[YOUR INSTRUCTIONS]
Each line of the listing must be transcribed exactly, except for the images, which should be excluded.

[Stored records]
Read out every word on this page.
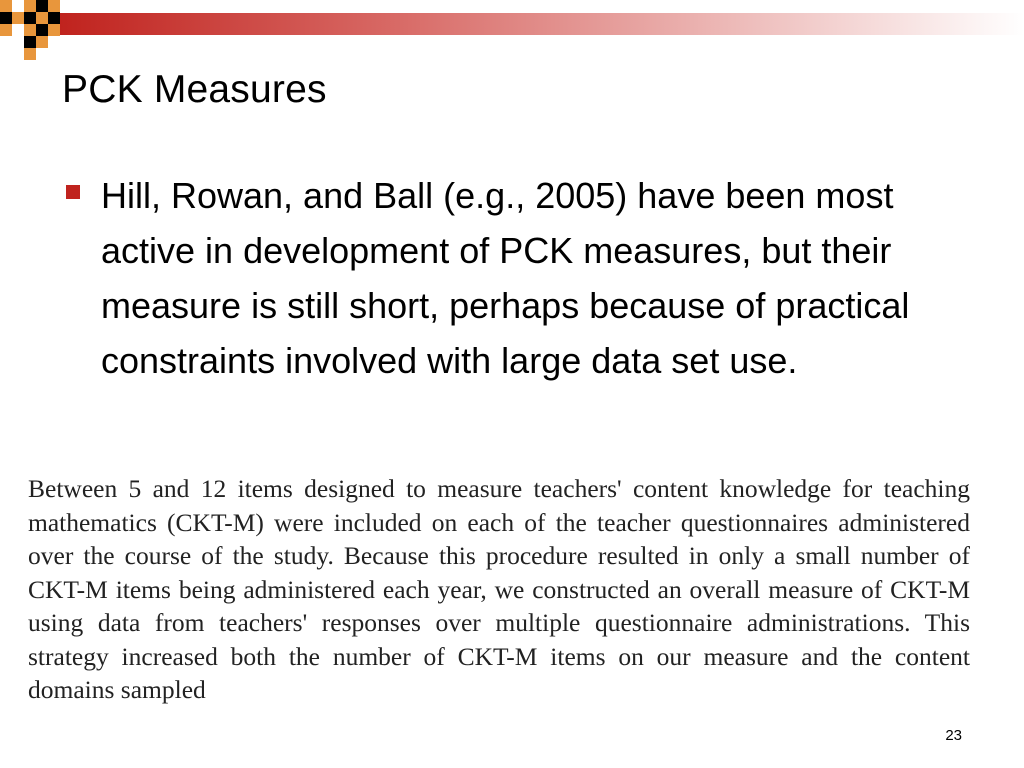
PCK Measures

Hill, Rowan, and Ball (e.g., 2005) have been most active in development of PCK measures, but their measure is still short, perhaps because of practical constraints involved with large data set use.

Between 5 and 12 items designed to measure teachers' content knowledge for teaching mathematics (CKT-M) were included on each of the teacher questionnaires administered over the course of the study. Because this procedure resulted in only a small number of CKT-M items being administered each year, we constructed an overall measure of CKT-M using data from teachers' responses over multiple questionnaire administrations. This strategy increased both the number of CKT-M items on our measure and the content domains sampled

23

[RESULT OF THIS EXERCISE]
Read out every word on this page.
PCK Measures

Hill, Rowan, and Ball (e.g., 2005) have been most active in development of PCK measures, but their measure is still short, perhaps because of practical constraints involved with large data set use.

Between 5 and 12 items designed to measure teachers' content knowledge for teaching mathematics (CKT-M) were included on each of the teacher questionnaires administered over the course of the study. Because this procedure resulted in only a small number of CKT-M items being administered each year, we constructed an overall measure of CKT-M using data from teachers' responses over multiple questionnaire administrations. This strategy increased both the number of CKT-M items on our measure and the content domains sampled

23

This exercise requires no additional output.